> WHAT YOU WILL DO:
Repeat the listing exactly as given, omitting every image.

> MATERIAL FOR THE TASK:
+ + + + +

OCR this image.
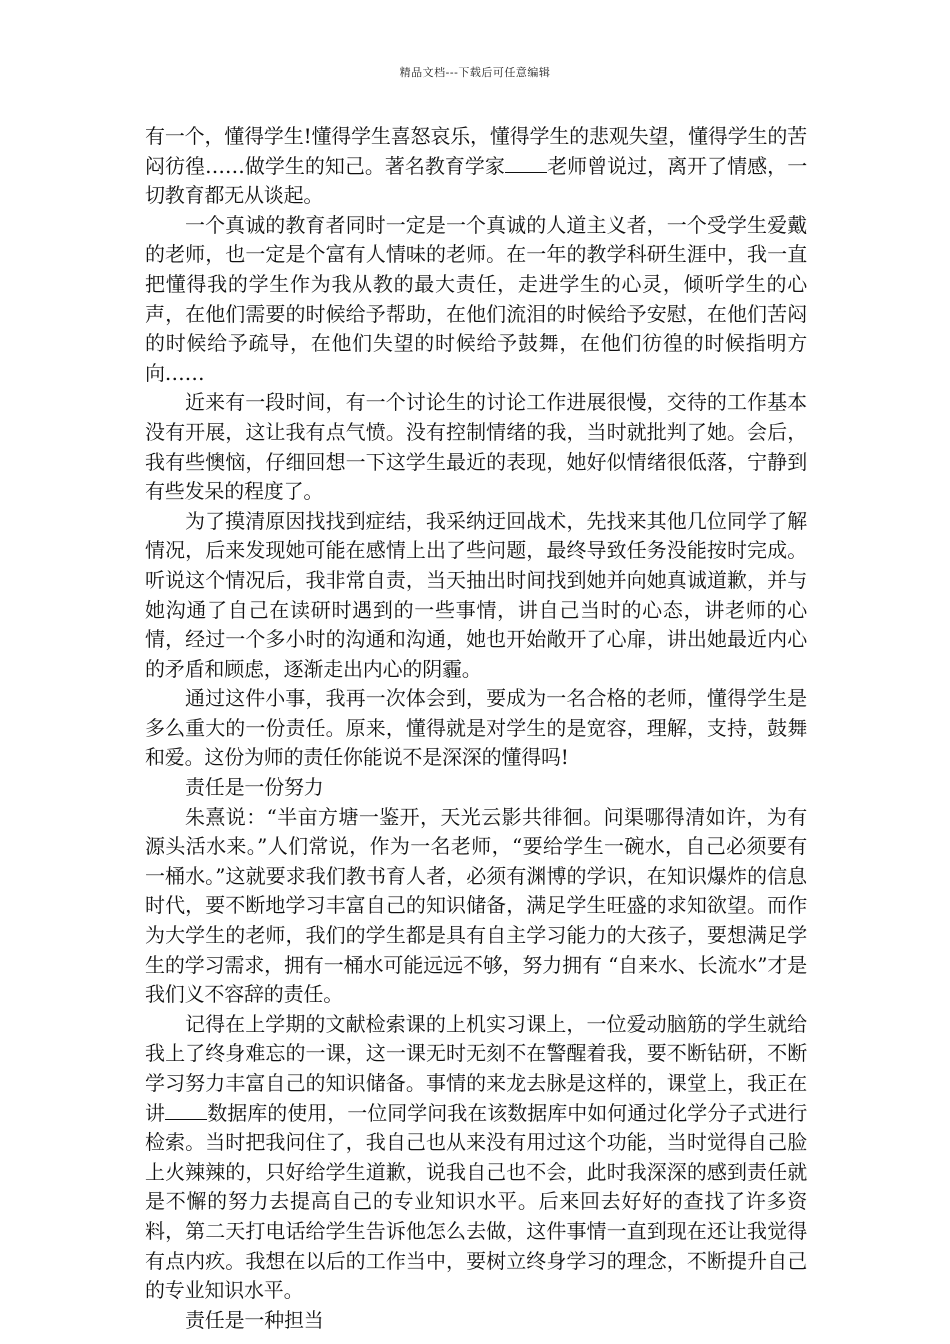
精品文档---下载后可任意编辑

有一个，懂得学生!懂得学生喜怒哀乐，懂得学生的悲观失望，懂得学生的苦闷彷徨……做学生的知己。著名教育学家 老师曾说过，离开了情感，一切教育都无从谈起。

一个真诚的教育者同时一定是一个真诚的人道主义者，一个受学生爱戴的老师，也一定是个富有人情味的老师。在一年的教学科研生涯中，我一直把懂得我的学生作为我从教的最大责任，走进学生的心灵，倾听学生的心声，在他们需要的时候给予帮助，在他们流泪的时候给予安慰，在他们苦闷的时候给予疏导，在他们失望的时候给予鼓舞，在他们彷徨的时候指明方向……

近来有一段时间，有一个讨论生的讨论工作进展很慢，交待的工作基本没有开展，这让我有点气愤。没有控制情绪的我，当时就批判了她。会后，我有些懊恼，仔细回想一下这学生最近的表现，她好似情绪很低落，宁静到有些发呆的程度了。

为了摸清原因找找到症结，我采纳迂回战术，先找来其他几位同学了解情况，后来发现她可能在感情上出了些问题，最终导致任务没能按时完成。听说这个情况后，我非常自责，当天抽出时间找到她并向她真诚道歉，并与她沟通了自己在读研时遇到的一些事情，讲自己当时的心态，讲老师的心情，经过一个多小时的沟通和沟通，她也开始敞开了心扉，讲出她最近内心的矛盾和顾虑，逐渐走出内心的阴霾。

通过这件小事，我再一次体会到，要成为一名合格的老师，懂得学生是多么重大的一份责任。原来，懂得就是对学生的是宽容，理解，支持，鼓舞和爱。这份为师的责任你能说不是深深的懂得吗!

责任是一份努力

朱熹说：“半亩方塘一鉴开，天光云影共徘徊。问渠哪得清如许，为有源头活水来。”人们常说，作为一名老师，“要给学生一碗水，自己必须要有一桶水。”这就要求我们教书育人者，必须有渊博的学识，在知识爆炸的信息时代，要不断地学习丰富自己的知识储备，满足学生旺盛的求知欲望。而作为大学生的老师，我们的学生都是具有自主学习能力的大孩子，要想满足学生的学习需求，拥有一桶水可能远远不够，努力拥有 “自来水、长流水”才是我们义不容辞的责任。

记得在上学期的文献检索课的上机实习课上，一位爱动脑筋的学生就给我上了终身难忘的一课，这一课无时无刻不在警醒着我，要不断钻研，不断学习努力丰富自己的知识储备。事情的来龙去脉是这样的，课堂上，我正在讲 数据库的使用，一位同学问我在该数据库中如何通过化学分子式进行检索。当时把我问住了，我自己也从来没有用过这个功能，当时觉得自己脸上火辣辣的，只好给学生道歉，说我自己也不会，此时我深深的感到责任就是不懈的努力去提高自己的专业知识水平。后来回去好好的查找了许多资料，第二天打电话给学生告诉他怎么去做，这件事情一直到现在还让我觉得有点内疚。我想在以后的工作当中，要树立终身学习的理念，不断提升自己的专业知识水平。

责任是一种担当
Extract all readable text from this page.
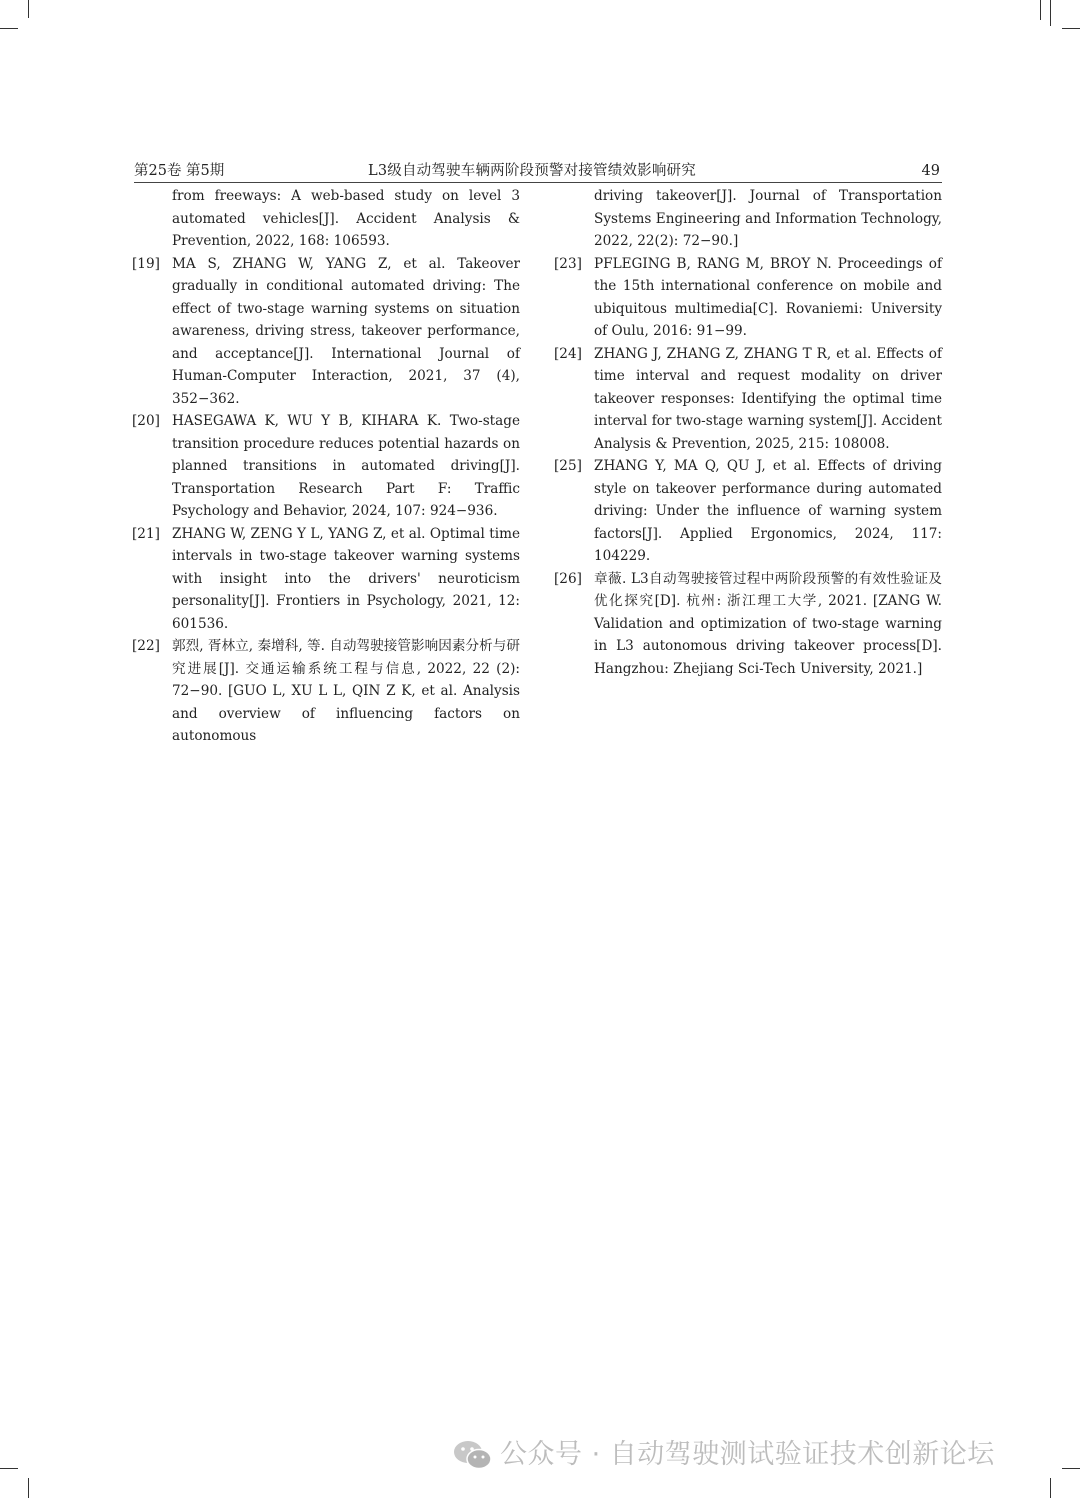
第25卷 第5期	L3级自动驾驶车辆两阶段预警对接管绩效影响研究	49

from freeways: A web-based study on level 3 automated vehicles[J]. Accident Analysis & Prevention, 2022, 168: 106593.

[19] MA S, ZHANG W, YANG Z, et al. Takeover gradually in conditional automated driving: The effect of two-stage warning systems on situation awareness, driving stress, takeover performance, and acceptance[J]. International Journal of Human-Computer Interaction, 2021, 37 (4), 352−362.

[20] HASEGAWA K, WU Y B, KIHARA K. Two-stage transition procedure reduces potential hazards on planned transitions in automated driving[J]. Transportation Research Part F: Traffic Psychology and Behavior, 2024, 107: 924−936.

[21] ZHANG W, ZENG Y L, YANG Z, et al. Optimal time intervals in two-stage takeover warning systems with insight into the drivers' neuroticism personality[J]. Frontiers in Psychology, 2021, 12: 601536.

[22] 郭烈, 胥林立, 秦增科, 等. 自动驾驶接管影响因素分析与研究进展[J]. 交通运输系统工程与信息, 2022, 22 (2): 72−90. [GUO L, XU L L, QIN Z K, et al. Analysis and overview of influencing factors on autonomous

driving takeover[J]. Journal of Transportation Systems Engineering and Information Technology, 2022, 22(2): 72−90.]

[23] PFLEGING B, RANG M, BROY N. Proceedings of the 15th international conference on mobile and ubiquitous multimedia[C]. Rovaniemi: University of Oulu, 2016: 91−99.

[24] ZHANG J, ZHANG Z, ZHANG T R, et al. Effects of time interval and request modality on driver takeover responses: Identifying the optimal time interval for two-stage warning system[J]. Accident Analysis & Prevention, 2025, 215: 108008.

[25] ZHANG Y, MA Q, QU J, et al. Effects of driving style on takeover performance during automated driving: Under the influence of warning system factors[J]. Applied Ergonomics, 2024, 117: 104229.

[26] 章薇. L3自动驾驶接管过程中两阶段预警的有效性验证及优化探究[D]. 杭州: 浙江理工大学, 2021. [ZANG W. Validation and optimization of two-stage warning in L3 autonomous driving takeover process[D]. Hangzhou: Zhejiang Sci-Tech University, 2021.]

公众号 · 自动驾驶测试验证技术创新论坛
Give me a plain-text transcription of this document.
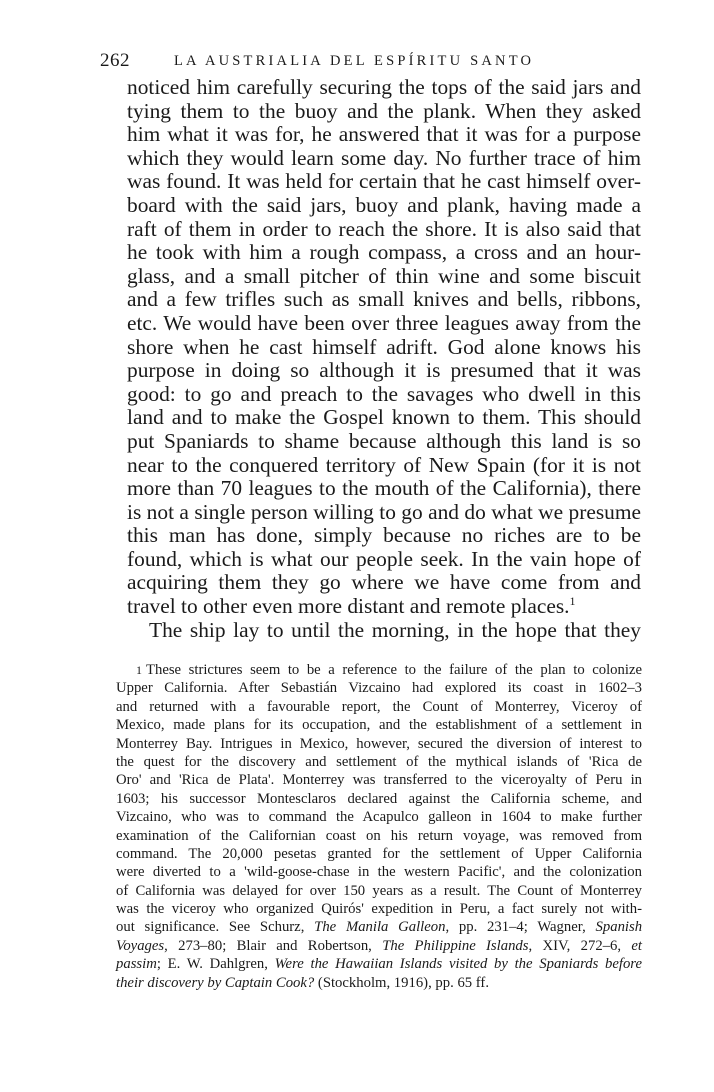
262	LA AUSTRIALIA DEL ESPÍRITU SANTO
noticed him carefully securing the tops of the said jars and
tying them to the buoy and the plank. When they asked
him what it was for, he answered that it was for a purpose
which they would learn some day. No further trace of him
was found. It was held for certain that he cast himself over-
board with the said jars, buoy and plank, having made a
raft of them in order to reach the shore. It is also said that
he took with him a rough compass, a cross and an hour-
glass, and a small pitcher of thin wine and some biscuit
and a few trifles such as small knives and bells, ribbons,
etc. We would have been over three leagues away from the
shore when he cast himself adrift. God alone knows his
purpose in doing so although it is presumed that it was
good: to go and preach to the savages who dwell in this
land and to make the Gospel known to them. This should
put Spaniards to shame because although this land is so
near to the conquered territory of New Spain (for it is not
more than 70 leagues to the mouth of the California), there
is not a single person willing to go and do what we presume
this man has done, simply because no riches are to be
found, which is what our people seek. In the vain hope of
acquiring them they go where we have come from and
travel to other even more distant and remote places.$^1$
The ship lay to until the morning, in the hope that they
1 These strictures seem to be a reference to the failure of the plan to colonize
Upper California. After Sebastián Vizcaino had explored its coast in 1602–3
and returned with a favourable report, the Count of Monterrey, Viceroy of
Mexico, made plans for its occupation, and the establishment of a settlement in
Monterrey Bay. Intrigues in Mexico, however, secured the diversion of interest to
the quest for the discovery and settlement of the mythical islands of 'Rica de
Oro' and 'Rica de Plata'. Monterrey was transferred to the viceroyalty of Peru in
1603; his successor Montesclaros declared against the California scheme, and
Vizcaino, who was to command the Acapulco galleon in 1604 to make further
examination of the Californian coast on his return voyage, was removed from
command. The 20,000 pesetas granted for the settlement of Upper California
were diverted to a 'wild-goose-chase in the western Pacific', and the colonization
of California was delayed for over 150 years as a result. The Count of Monterrey
was the viceroy who organized Quirós' expedition in Peru, a fact surely not with-
out significance. See Schurz, The Manila Galleon, pp. 231–4; Wagner, Spanish
Voyages, 273–80; Blair and Robertson, The Philippine Islands, XIV, 272–6, et
passim; E. W. Dahlgren, Were the Hawaiian Islands visited by the Spaniards before
their discovery by Captain Cook? (Stockholm, 1916), pp. 65 ff.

+ + + + +

> EXERCISE RESULT:
OCR this image.
精品文档---下载后可任意编辑

有一个，懂得学生!懂得学生喜怒哀乐，懂得学生的悲观失望，懂得学生的苦闷彷徨……做学生的知己。著名教育学家 老师曾说过，离开了情感，一切教育都无从谈起。

一个真诚的教育者同时一定是一个真诚的人道主义者，一个受学生爱戴的老师，也一定是个富有人情味的老师。在一年的教学科研生涯中，我一直把懂得我的学生作为我从教的最大责任，走进学生的心灵，倾听学生的心声，在他们需要的时候给予帮助，在他们流泪的时候给予安慰，在他们苦闷的时候给予疏导，在他们失望的时候给予鼓舞，在他们彷徨的时候指明方向……

近来有一段时间，有一个讨论生的讨论工作进展很慢，交待的工作基本没有开展，这让我有点气愤。没有控制情绪的我，当时就批判了她。会后，我有些懊恼，仔细回想一下这学生最近的表现，她好似情绪很低落，宁静到有些发呆的程度了。

为了摸清原因找找到症结，我采纳迂回战术，先找来其他几位同学了解情况，后来发现她可能在感情上出了些问题，最终导致任务没能按时完成。听说这个情况后，我非常自责，当天抽出时间找到她并向她真诚道歉，并与她沟通了自己在读研时遇到的一些事情，讲自己当时的心态，讲老师的心情，经过一个多小时的沟通和沟通，她也开始敞开了心扉，讲出她最近内心的矛盾和顾虑，逐渐走出内心的阴霾。

通过这件小事，我再一次体会到，要成为一名合格的老师，懂得学生是多么重大的一份责任。原来，懂得就是对学生的是宽容，理解，支持，鼓舞和爱。这份为师的责任你能说不是深深的懂得吗!

责任是一份努力

朱熹说：“半亩方塘一鉴开，天光云影共徘徊。问渠哪得清如许，为有源头活水来。”人们常说，作为一名老师，“要给学生一碗水，自己必须要有一桶水。”这就要求我们教书育人者，必须有渊博的学识，在知识爆炸的信息时代，要不断地学习丰富自己的知识储备，满足学生旺盛的求知欲望。而作为大学生的老师，我们的学生都是具有自主学习能力的大孩子，要想满足学生的学习需求，拥有一桶水可能远远不够，努力拥有 “自来水、长流水”才是我们义不容辞的责任。

记得在上学期的文献检索课的上机实习课上，一位爱动脑筋的学生就给我上了终身难忘的一课，这一课无时无刻不在警醒着我，要不断钻研，不断学习努力丰富自己的知识储备。事情的来龙去脉是这样的，课堂上，我正在讲 数据库的使用，一位同学问我在该数据库中如何通过化学分子式进行检索。当时把我问住了，我自己也从来没有用过这个功能，当时觉得自己脸上火辣辣的，只好给学生道歉，说我自己也不会，此时我深深的感到责任就是不懈的努力去提高自己的专业知识水平。后来回去好好的查找了许多资料，第二天打电话给学生告诉他怎么去做，这件事情一直到现在还让我觉得有点内疚。我想在以后的工作当中，要树立终身学习的理念，不断提升自己的专业知识水平。

责任是一种担当
Extract all readable text from this page.
第25卷 第5期	L3级自动驾驶车辆两阶段预警对接管绩效影响研究	49

from freeways: A web-based study on level 3 automated vehicles[J]. Accident Analysis & Prevention, 2022, 168: 106593.

[19] MA S, ZHANG W, YANG Z, et al. Takeover gradually in conditional automated driving: The effect of two-stage warning systems on situation awareness, driving stress, takeover performance, and acceptance[J]. International Journal of Human-Computer Interaction, 2021, 37 (4), 352−362.

[20] HASEGAWA K, WU Y B, KIHARA K. Two-stage transition procedure reduces potential hazards on planned transitions in automated driving[J]. Transportation Research Part F: Traffic Psychology and Behavior, 2024, 107: 924−936.

[21] ZHANG W, ZENG Y L, YANG Z, et al. Optimal time intervals in two-stage takeover warning systems with insight into the drivers' neuroticism personality[J]. Frontiers in Psychology, 2021, 12: 601536.

[22] 郭烈, 胥林立, 秦增科, 等. 自动驾驶接管影响因素分析与研究进展[J]. 交通运输系统工程与信息, 2022, 22 (2): 72−90. [GUO L, XU L L, QIN Z K, et al. Analysis and overview of influencing factors on autonomous

driving takeover[J]. Journal of Transportation Systems Engineering and Information Technology, 2022, 22(2): 72−90.]

[23] PFLEGING B, RANG M, BROY N. Proceedings of the 15th international conference on mobile and ubiquitous multimedia[C]. Rovaniemi: University of Oulu, 2016: 91−99.

[24] ZHANG J, ZHANG Z, ZHANG T R, et al. Effects of time interval and request modality on driver takeover responses: Identifying the optimal time interval for two-stage warning system[J]. Accident Analysis & Prevention, 2025, 215: 108008.

[25] ZHANG Y, MA Q, QU J, et al. Effects of driving style on takeover performance during automated driving: Under the influence of warning system factors[J]. Applied Ergonomics, 2024, 117: 104229.

[26] 章薇. L3自动驾驶接管过程中两阶段预警的有效性验证及优化探究[D]. 杭州: 浙江理工大学, 2021. [ZANG W. Validation and optimization of two-stage warning in L3 autonomous driving takeover process[D]. Hangzhou: Zhejiang Sci-Tech University, 2021.]

公众号 · 自动驾驶测试验证技术创新论坛
Give me a plain-text transcription of this document.
262	LA AUSTRIALIA DEL ESPÍRITU SANTO
noticed him carefully securing the tops of the said jars and
tying them to the buoy and the plank. When they asked
him what it was for, he answered that it was for a purpose
which they would learn some day. No further trace of him
was found. It was held for certain that he cast himself over-
board with the said jars, buoy and plank, having made a
raft of them in order to reach the shore. It is also said that
he took with him a rough compass, a cross and an hour-
glass, and a small pitcher of thin wine and some biscuit
and a few trifles such as small knives and bells, ribbons,
etc. We would have been over three leagues away from the
shore when he cast himself adrift. God alone knows his
purpose in doing so although it is presumed that it was
good: to go and preach to the savages who dwell in this
land and to make the Gospel known to them. This should
put Spaniards to shame because although this land is so
near to the conquered territory of New Spain (for it is not
more than 70 leagues to the mouth of the California), there
is not a single person willing to go and do what we presume
this man has done, simply because no riches are to be
found, which is what our people seek. In the vain hope of
acquiring them they go where we have come from and
travel to other even more distant and remote places.$^1$
The ship lay to until the morning, in the hope that they
1 These strictures seem to be a reference to the failure of the plan to colonize
Upper California. After Sebastián Vizcaino had explored its coast in 1602–3
and returned with a favourable report, the Count of Monterrey, Viceroy of
Mexico, made plans for its occupation, and the establishment of a settlement in
Monterrey Bay. Intrigues in Mexico, however, secured the diversion of interest to
the quest for the discovery and settlement of the mythical islands of 'Rica de
Oro' and 'Rica de Plata'. Monterrey was transferred to the viceroyalty of Peru in
1603; his successor Montesclaros declared against the California scheme, and
Vizcaino, who was to command the Acapulco galleon in 1604 to make further
examination of the Californian coast on his return voyage, was removed from
command. The 20,000 pesetas granted for the settlement of Upper California
were diverted to a 'wild-goose-chase in the western Pacific', and the colonization
of California was delayed for over 150 years as a result. The Count of Monterrey
was the viceroy who organized Quirós' expedition in Peru, a fact surely not with-
out significance. See Schurz, The Manila Galleon, pp. 231–4; Wagner, Spanish
Voyages, 273–80; Blair and Robertson, The Philippine Islands, XIV, 272–6, et
passim; E. W. Dahlgren, Were the Hawaiian Islands visited by the Spaniards before
their discovery by Captain Cook? (Stockholm, 1916), pp. 65 ff.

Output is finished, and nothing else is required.